> Instructions to follow: Gather all lines in the records below that include the word "Solar".

Data entries:
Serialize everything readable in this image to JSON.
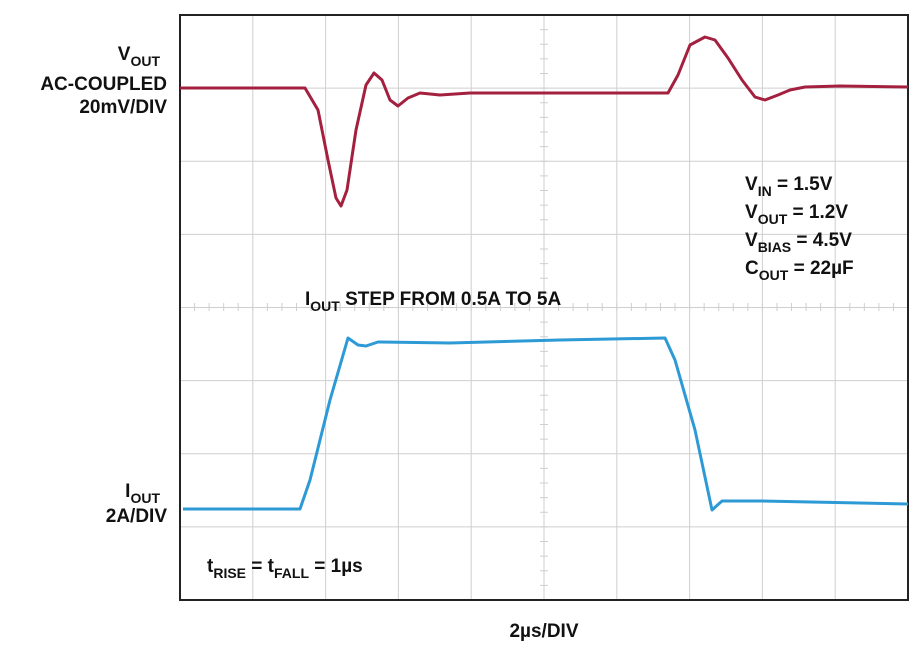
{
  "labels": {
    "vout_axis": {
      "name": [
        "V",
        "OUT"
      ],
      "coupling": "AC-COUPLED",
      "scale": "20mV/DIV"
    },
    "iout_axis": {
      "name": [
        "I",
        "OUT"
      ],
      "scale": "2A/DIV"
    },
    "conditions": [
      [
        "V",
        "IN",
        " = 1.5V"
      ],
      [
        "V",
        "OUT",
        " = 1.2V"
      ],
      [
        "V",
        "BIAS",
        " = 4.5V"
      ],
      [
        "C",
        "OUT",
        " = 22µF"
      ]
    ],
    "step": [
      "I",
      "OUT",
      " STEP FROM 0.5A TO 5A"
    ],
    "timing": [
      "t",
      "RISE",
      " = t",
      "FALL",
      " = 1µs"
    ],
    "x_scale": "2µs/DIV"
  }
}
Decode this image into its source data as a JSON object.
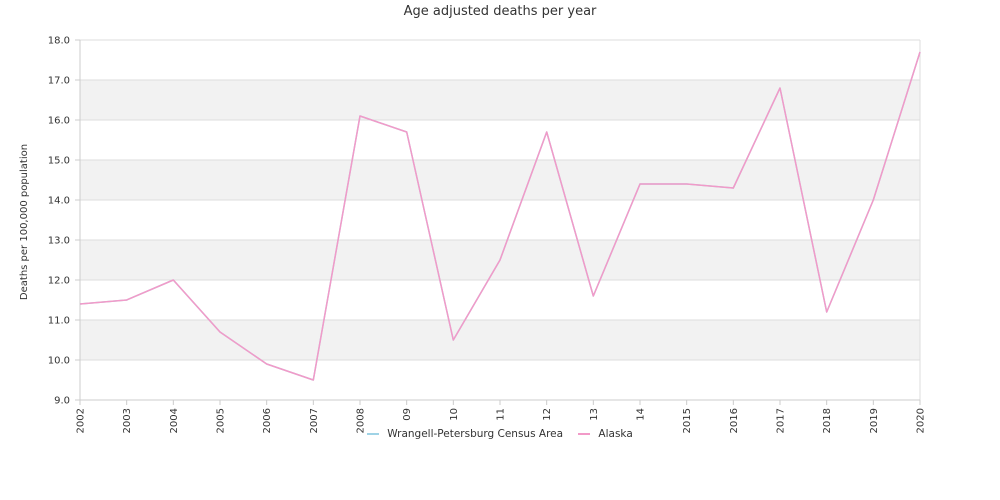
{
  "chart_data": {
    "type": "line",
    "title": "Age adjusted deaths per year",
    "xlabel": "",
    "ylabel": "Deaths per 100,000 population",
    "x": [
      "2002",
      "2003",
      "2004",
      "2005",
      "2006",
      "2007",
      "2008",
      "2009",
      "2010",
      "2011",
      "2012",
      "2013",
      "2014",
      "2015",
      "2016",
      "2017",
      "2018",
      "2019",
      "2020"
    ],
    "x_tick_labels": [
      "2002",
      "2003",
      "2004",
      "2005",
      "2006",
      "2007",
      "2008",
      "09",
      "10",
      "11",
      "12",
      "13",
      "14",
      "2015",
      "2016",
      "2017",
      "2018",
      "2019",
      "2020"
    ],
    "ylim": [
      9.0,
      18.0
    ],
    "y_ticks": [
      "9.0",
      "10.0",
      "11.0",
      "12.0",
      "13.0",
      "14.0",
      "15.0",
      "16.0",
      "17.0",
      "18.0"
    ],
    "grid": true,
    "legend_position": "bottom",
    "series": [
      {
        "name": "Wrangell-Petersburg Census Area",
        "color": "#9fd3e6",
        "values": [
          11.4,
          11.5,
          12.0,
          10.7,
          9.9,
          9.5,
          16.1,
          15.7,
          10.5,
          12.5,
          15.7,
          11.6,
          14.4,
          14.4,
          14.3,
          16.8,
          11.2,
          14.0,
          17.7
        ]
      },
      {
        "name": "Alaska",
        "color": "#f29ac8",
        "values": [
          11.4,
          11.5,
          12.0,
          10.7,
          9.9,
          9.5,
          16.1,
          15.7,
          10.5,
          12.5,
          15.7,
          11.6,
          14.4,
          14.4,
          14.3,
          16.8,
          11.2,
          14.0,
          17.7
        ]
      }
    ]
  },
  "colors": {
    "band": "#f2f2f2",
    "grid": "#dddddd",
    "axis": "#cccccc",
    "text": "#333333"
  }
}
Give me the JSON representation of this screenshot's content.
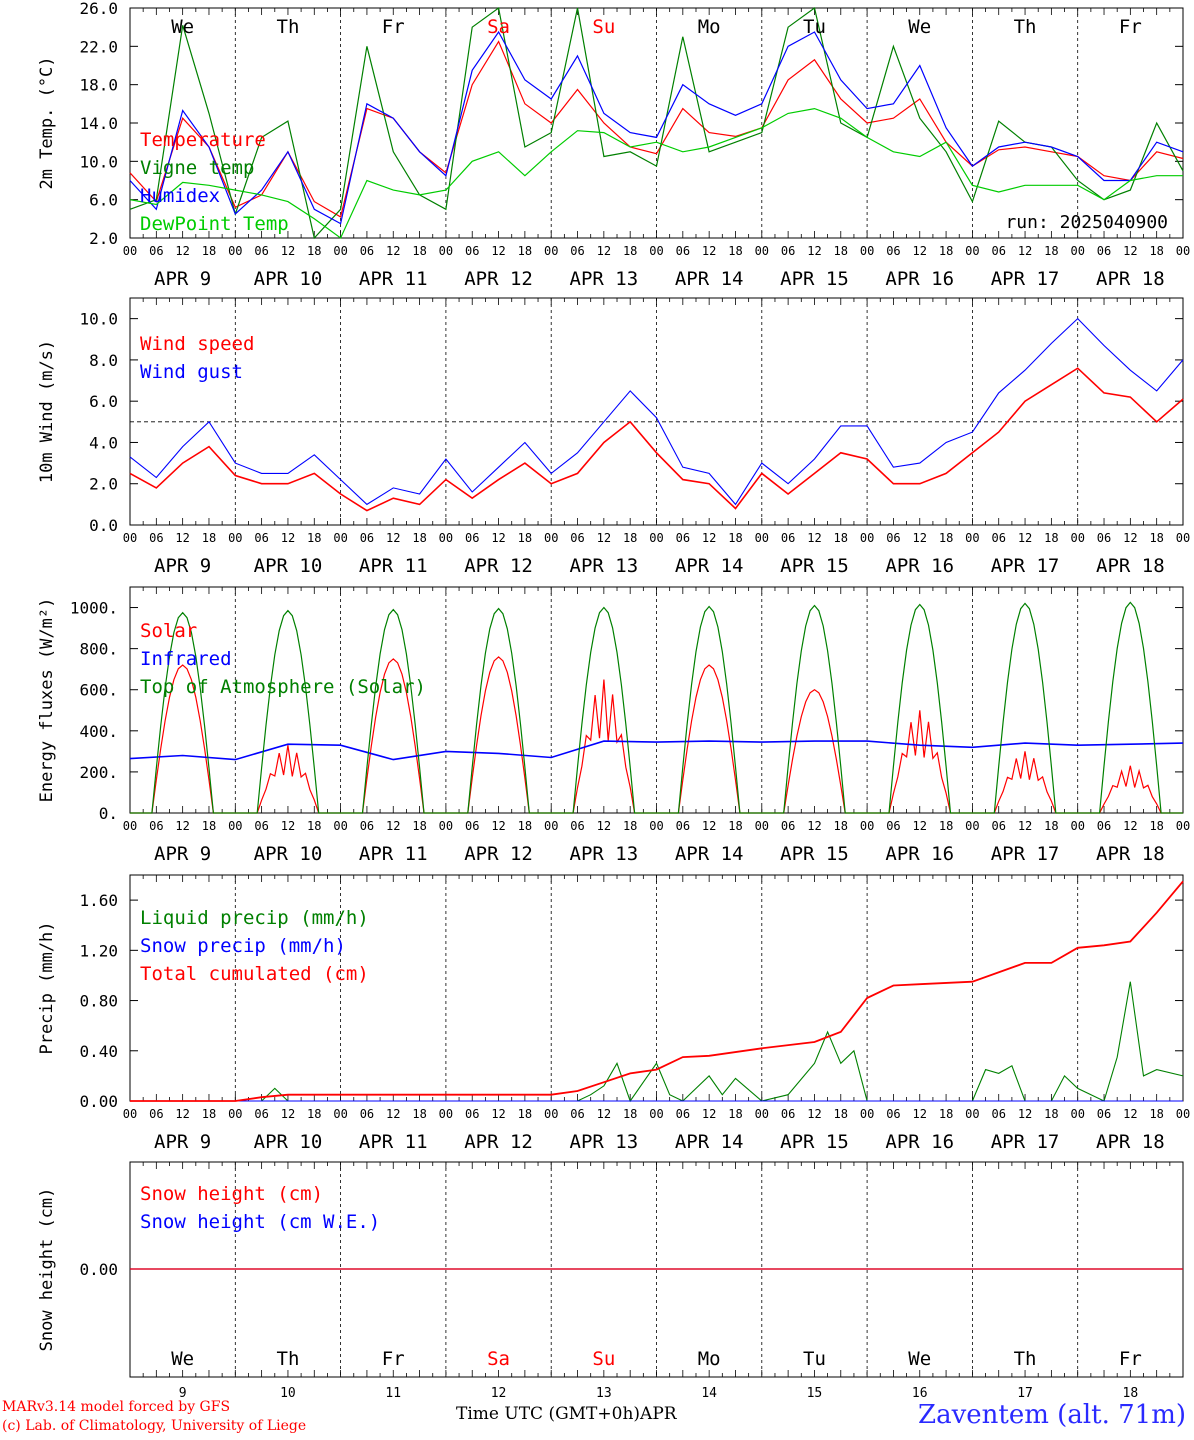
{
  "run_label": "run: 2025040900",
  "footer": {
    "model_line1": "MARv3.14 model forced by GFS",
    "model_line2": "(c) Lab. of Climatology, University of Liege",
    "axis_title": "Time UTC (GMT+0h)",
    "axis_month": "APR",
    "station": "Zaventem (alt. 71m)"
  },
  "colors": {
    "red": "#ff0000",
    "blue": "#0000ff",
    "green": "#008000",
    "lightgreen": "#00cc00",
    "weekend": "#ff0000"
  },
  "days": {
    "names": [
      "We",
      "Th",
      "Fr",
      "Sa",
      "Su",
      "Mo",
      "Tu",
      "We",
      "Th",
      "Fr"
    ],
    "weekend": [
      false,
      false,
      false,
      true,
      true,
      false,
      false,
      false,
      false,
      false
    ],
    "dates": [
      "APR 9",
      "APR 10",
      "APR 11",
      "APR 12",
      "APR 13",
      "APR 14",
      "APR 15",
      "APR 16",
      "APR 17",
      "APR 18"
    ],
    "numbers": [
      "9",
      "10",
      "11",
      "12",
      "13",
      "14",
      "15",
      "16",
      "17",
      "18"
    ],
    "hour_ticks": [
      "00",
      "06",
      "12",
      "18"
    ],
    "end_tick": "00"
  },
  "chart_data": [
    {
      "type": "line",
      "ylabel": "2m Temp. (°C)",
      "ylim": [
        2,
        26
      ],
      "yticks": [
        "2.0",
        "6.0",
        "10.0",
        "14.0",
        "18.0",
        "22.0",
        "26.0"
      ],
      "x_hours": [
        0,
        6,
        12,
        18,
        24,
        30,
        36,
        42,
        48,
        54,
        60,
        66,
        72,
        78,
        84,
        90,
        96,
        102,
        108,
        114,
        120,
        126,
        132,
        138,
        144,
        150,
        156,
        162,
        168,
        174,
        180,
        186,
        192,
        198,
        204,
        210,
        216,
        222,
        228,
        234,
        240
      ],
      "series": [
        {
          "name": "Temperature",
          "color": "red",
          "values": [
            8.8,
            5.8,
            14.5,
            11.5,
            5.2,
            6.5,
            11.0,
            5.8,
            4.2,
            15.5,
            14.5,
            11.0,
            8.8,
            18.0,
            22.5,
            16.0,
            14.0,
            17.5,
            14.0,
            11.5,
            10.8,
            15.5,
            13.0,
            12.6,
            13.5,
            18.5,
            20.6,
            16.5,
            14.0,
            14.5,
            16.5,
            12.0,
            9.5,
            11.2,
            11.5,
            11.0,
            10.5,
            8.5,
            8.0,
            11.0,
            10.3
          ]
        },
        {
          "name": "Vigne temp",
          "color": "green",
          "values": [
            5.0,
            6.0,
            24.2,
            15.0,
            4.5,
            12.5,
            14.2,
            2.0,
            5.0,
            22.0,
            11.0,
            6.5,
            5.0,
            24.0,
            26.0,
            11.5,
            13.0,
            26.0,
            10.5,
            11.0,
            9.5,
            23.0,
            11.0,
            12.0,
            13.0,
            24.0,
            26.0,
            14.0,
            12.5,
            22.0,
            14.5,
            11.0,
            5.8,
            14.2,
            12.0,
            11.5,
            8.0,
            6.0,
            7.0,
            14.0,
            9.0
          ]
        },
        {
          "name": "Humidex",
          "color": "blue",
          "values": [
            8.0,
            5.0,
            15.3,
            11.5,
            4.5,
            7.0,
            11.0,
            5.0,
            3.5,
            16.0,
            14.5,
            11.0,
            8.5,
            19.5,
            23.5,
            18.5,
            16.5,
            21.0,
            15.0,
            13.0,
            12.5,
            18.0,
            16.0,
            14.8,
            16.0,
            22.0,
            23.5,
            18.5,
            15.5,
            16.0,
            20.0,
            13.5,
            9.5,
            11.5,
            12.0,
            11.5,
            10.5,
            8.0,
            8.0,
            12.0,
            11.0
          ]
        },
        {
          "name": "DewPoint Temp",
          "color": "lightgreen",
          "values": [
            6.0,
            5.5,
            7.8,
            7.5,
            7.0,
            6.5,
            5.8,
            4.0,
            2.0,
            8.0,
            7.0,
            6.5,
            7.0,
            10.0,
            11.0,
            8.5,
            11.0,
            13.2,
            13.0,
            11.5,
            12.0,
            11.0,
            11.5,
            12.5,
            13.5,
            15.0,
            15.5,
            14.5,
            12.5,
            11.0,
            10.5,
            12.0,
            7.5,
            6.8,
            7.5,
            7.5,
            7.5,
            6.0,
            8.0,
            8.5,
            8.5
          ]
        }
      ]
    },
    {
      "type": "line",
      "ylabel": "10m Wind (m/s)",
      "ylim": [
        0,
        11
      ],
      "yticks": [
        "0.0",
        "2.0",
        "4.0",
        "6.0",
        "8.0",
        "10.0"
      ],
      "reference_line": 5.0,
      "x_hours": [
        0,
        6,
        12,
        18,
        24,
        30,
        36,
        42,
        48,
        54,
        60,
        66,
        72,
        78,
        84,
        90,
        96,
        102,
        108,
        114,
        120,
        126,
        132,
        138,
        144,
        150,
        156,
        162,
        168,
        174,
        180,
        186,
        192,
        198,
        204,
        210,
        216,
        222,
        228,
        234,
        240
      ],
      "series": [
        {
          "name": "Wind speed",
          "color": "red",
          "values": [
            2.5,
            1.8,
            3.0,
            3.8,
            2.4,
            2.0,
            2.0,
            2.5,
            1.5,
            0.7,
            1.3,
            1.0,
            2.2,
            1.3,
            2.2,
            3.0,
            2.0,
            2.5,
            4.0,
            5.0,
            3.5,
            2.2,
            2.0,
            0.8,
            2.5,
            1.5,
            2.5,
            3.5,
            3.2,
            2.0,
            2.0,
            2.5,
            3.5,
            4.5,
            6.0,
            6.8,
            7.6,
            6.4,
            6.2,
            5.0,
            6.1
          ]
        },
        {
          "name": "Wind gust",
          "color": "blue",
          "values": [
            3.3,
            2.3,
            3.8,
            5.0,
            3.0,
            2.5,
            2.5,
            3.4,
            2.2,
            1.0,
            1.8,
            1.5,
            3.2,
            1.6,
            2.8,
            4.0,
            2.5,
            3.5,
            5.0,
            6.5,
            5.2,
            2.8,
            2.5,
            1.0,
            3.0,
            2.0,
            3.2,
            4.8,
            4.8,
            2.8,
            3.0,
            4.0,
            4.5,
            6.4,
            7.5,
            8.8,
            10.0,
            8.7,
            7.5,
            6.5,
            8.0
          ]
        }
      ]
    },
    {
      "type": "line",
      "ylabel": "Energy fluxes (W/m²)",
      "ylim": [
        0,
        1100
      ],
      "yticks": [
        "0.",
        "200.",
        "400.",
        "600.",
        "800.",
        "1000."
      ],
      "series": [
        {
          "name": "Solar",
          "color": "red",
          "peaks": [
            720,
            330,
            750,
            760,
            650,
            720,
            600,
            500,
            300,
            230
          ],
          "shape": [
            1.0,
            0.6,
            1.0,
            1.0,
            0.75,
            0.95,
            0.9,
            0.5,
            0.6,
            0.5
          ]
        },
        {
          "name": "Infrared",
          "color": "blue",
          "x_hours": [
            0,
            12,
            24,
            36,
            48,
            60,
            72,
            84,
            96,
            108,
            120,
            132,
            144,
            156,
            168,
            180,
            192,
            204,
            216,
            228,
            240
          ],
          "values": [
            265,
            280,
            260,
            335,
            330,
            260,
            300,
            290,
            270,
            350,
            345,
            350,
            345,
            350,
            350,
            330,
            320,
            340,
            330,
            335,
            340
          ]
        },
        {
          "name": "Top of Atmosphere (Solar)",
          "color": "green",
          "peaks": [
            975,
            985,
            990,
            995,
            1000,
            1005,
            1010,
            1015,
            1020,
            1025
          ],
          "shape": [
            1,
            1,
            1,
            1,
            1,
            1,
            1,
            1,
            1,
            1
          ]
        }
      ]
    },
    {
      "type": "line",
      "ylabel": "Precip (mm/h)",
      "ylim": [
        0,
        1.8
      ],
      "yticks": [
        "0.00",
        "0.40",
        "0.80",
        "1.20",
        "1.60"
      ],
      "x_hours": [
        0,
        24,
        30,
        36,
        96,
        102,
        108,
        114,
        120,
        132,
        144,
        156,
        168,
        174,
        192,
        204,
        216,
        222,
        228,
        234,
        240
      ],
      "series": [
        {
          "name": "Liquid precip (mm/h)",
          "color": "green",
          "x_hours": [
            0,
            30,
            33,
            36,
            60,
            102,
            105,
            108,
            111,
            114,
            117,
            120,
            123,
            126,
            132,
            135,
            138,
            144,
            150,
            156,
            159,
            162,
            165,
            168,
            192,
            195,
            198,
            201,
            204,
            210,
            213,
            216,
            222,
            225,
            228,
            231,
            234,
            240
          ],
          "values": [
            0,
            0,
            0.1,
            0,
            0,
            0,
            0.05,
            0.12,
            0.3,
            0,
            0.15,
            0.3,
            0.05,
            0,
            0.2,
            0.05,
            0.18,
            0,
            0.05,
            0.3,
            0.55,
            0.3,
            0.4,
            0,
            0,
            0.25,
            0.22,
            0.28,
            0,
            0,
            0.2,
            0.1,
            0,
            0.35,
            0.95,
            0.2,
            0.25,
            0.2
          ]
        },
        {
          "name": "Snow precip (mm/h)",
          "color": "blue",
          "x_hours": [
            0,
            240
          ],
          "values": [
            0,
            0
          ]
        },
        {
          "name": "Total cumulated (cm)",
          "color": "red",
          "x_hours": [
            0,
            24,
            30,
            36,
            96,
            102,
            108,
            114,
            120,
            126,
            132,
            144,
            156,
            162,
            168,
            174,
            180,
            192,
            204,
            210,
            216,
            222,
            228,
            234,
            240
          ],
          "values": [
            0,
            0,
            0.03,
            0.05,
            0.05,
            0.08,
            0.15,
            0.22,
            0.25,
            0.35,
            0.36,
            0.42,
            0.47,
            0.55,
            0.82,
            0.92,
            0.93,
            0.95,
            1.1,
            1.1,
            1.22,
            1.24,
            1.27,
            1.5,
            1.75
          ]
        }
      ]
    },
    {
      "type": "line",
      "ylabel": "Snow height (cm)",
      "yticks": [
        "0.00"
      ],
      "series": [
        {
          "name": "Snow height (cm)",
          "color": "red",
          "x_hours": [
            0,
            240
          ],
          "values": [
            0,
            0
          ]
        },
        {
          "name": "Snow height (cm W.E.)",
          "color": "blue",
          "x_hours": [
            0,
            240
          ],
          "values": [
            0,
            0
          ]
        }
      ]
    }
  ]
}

> The answer:
          "name": "Solar",
          "name": "Top of Atmosphere (Solar)",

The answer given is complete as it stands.